[Figure record listings]
-*-*-

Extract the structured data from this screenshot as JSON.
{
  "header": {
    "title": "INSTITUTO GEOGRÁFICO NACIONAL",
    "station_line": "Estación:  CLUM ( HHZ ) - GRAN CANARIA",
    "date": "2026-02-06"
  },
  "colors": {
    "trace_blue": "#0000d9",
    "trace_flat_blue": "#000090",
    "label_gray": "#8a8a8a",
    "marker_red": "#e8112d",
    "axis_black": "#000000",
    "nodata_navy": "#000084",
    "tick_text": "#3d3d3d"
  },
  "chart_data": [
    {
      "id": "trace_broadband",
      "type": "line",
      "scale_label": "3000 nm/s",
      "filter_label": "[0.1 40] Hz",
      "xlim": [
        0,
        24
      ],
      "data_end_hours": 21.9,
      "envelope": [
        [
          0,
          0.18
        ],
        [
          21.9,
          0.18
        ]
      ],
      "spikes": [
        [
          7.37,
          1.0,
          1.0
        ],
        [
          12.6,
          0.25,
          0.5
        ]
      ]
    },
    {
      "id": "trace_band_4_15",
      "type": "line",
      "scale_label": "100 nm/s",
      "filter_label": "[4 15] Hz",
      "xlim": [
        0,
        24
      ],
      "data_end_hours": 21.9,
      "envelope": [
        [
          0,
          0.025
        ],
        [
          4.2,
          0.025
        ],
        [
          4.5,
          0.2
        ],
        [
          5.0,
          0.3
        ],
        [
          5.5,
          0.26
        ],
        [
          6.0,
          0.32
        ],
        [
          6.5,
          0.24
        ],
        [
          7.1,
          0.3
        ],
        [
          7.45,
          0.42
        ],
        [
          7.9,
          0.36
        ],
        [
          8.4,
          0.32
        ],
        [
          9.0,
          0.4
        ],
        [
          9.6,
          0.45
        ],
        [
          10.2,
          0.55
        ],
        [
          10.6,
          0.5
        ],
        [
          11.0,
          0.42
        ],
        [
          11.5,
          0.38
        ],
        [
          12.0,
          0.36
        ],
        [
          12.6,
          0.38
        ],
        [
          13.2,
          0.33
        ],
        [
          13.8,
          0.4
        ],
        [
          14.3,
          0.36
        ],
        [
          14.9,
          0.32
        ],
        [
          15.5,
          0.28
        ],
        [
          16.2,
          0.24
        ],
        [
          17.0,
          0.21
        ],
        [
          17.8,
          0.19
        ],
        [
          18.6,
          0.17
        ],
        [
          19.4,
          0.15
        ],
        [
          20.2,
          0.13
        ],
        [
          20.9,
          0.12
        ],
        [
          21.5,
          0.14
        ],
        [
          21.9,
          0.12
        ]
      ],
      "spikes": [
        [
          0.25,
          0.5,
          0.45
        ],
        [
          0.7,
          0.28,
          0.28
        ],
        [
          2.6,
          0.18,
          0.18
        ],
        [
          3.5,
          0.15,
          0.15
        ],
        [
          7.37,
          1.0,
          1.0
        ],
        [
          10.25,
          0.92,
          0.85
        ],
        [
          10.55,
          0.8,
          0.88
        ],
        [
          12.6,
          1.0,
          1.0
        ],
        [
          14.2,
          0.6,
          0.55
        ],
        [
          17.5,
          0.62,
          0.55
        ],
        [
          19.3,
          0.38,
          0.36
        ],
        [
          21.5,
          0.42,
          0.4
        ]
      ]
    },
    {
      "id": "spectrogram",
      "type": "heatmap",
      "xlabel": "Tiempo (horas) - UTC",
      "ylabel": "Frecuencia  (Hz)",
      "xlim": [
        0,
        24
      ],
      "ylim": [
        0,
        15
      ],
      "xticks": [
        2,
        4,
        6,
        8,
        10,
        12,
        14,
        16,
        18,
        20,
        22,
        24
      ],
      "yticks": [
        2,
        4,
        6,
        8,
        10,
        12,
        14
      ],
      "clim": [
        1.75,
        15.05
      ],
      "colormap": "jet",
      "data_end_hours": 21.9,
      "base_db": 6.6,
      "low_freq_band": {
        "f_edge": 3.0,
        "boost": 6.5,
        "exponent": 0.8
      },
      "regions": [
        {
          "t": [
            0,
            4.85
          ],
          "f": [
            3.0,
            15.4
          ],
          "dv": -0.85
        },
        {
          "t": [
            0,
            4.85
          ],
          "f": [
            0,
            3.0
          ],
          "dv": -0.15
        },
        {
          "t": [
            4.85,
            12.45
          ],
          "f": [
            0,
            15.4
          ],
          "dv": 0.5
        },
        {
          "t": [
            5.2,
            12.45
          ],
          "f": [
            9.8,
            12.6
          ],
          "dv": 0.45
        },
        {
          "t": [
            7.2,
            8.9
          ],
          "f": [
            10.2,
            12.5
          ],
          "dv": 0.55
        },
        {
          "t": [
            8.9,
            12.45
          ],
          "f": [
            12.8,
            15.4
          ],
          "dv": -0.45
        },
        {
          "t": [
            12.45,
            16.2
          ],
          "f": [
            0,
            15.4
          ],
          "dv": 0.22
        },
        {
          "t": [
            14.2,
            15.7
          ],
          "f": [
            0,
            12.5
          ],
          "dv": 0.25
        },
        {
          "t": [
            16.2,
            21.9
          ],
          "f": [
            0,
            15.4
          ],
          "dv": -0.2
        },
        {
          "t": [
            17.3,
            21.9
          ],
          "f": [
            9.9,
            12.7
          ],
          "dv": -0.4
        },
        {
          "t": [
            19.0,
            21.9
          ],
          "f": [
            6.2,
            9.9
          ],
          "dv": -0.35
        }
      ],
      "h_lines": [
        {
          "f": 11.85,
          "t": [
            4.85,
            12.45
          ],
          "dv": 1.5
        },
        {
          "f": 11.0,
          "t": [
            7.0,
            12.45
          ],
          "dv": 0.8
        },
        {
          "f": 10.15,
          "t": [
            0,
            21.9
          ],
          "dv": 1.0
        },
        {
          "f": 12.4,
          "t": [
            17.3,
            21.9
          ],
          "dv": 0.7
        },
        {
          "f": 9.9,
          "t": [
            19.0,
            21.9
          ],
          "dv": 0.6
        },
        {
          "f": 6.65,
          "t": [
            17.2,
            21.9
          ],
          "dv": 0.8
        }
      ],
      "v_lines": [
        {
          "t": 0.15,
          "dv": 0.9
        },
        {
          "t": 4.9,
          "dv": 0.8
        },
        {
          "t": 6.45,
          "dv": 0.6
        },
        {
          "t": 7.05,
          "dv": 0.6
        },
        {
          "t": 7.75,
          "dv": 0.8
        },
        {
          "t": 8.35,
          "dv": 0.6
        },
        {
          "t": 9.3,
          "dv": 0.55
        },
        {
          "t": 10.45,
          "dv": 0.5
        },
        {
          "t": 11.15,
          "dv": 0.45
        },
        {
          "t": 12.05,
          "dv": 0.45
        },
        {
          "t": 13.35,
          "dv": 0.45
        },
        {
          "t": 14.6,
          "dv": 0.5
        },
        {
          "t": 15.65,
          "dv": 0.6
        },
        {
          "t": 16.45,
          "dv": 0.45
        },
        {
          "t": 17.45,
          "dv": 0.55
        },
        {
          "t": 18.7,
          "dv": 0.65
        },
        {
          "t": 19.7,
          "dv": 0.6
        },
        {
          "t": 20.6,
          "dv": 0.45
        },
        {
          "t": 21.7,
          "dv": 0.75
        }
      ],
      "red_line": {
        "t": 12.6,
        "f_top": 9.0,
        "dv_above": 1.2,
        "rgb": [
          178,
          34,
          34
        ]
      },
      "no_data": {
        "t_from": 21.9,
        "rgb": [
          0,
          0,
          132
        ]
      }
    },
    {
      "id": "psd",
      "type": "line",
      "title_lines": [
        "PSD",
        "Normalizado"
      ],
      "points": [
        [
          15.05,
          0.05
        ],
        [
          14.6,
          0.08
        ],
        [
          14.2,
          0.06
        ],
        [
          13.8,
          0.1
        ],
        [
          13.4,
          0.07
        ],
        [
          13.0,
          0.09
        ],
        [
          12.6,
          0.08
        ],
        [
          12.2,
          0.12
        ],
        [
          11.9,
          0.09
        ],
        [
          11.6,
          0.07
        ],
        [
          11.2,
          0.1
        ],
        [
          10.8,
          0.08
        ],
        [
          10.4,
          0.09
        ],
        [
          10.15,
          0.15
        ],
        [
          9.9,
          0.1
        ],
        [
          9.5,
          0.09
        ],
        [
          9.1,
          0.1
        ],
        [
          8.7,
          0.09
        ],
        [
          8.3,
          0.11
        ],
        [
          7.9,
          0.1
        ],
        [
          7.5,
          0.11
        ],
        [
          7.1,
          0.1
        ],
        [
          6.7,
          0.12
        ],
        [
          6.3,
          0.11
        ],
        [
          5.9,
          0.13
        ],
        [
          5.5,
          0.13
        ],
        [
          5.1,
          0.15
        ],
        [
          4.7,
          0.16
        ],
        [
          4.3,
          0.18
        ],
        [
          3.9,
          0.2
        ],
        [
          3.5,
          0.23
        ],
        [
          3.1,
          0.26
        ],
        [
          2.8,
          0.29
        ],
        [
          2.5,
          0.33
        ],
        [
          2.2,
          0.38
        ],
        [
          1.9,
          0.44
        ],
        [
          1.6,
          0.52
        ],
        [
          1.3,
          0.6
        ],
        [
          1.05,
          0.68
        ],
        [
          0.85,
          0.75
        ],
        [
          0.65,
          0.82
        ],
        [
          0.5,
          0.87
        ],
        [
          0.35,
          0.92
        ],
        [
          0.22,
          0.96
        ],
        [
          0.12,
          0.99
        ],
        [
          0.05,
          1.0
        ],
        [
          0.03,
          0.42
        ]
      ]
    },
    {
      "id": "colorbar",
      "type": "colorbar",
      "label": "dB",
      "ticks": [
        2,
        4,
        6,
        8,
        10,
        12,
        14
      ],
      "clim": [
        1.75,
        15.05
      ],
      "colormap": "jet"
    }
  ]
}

-*-*-

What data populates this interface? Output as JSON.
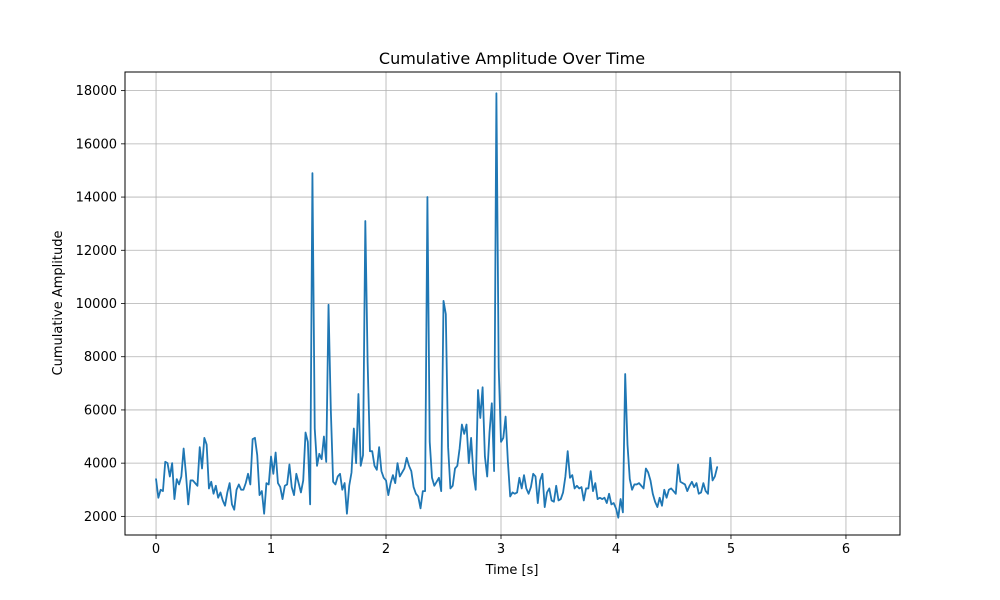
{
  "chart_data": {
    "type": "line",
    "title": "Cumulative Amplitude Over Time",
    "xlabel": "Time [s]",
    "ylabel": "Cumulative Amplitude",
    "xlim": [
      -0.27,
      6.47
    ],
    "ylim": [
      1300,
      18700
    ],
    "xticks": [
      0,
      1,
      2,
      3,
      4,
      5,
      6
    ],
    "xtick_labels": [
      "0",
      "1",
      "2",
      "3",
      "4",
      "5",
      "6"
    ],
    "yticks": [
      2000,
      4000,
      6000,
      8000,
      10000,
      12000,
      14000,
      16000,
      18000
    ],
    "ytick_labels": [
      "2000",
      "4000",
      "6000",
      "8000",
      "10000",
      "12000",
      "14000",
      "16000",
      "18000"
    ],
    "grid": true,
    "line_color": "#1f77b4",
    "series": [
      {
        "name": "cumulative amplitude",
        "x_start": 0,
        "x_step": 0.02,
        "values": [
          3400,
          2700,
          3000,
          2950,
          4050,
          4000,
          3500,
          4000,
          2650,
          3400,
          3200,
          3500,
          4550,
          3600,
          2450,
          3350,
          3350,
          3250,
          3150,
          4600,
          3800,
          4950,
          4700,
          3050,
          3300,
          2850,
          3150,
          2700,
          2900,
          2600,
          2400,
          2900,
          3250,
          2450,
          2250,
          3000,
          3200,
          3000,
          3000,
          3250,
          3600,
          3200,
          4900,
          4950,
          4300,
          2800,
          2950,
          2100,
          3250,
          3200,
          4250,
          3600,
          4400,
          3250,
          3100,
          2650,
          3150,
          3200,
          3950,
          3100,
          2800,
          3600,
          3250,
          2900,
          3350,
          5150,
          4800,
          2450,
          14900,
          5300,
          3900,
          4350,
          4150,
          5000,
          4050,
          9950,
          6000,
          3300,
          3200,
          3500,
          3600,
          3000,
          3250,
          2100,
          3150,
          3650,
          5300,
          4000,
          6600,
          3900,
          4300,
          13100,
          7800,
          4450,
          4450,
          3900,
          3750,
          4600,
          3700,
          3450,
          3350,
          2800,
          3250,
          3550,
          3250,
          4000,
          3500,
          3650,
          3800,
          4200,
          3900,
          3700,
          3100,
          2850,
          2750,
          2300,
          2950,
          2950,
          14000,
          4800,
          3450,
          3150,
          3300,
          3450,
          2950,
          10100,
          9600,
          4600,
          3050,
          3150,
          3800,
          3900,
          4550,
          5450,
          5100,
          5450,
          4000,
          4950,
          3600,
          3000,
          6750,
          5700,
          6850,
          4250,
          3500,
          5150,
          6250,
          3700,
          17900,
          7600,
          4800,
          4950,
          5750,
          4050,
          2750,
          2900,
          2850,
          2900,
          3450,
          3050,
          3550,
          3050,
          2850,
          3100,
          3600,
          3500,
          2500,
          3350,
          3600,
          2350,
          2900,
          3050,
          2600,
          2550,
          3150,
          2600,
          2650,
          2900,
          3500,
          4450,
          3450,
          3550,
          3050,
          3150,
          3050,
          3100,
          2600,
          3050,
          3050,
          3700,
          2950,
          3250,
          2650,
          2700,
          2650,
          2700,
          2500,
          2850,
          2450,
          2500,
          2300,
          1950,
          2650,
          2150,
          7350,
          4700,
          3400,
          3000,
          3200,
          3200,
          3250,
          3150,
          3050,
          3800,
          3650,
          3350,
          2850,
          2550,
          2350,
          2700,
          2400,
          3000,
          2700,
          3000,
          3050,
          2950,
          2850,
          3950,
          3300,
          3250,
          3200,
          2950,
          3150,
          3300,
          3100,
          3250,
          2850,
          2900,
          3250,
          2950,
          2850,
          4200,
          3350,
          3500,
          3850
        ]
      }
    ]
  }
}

-*-*-

**EXERCISE DESCRIPTION**
Gather each line in the entries above where the string "ylabel" is found.

**FULL SOLUTION**
      "ylabel": "Frecuencia  (Hz)",
    "ylabel": "Cumulative Amplitude",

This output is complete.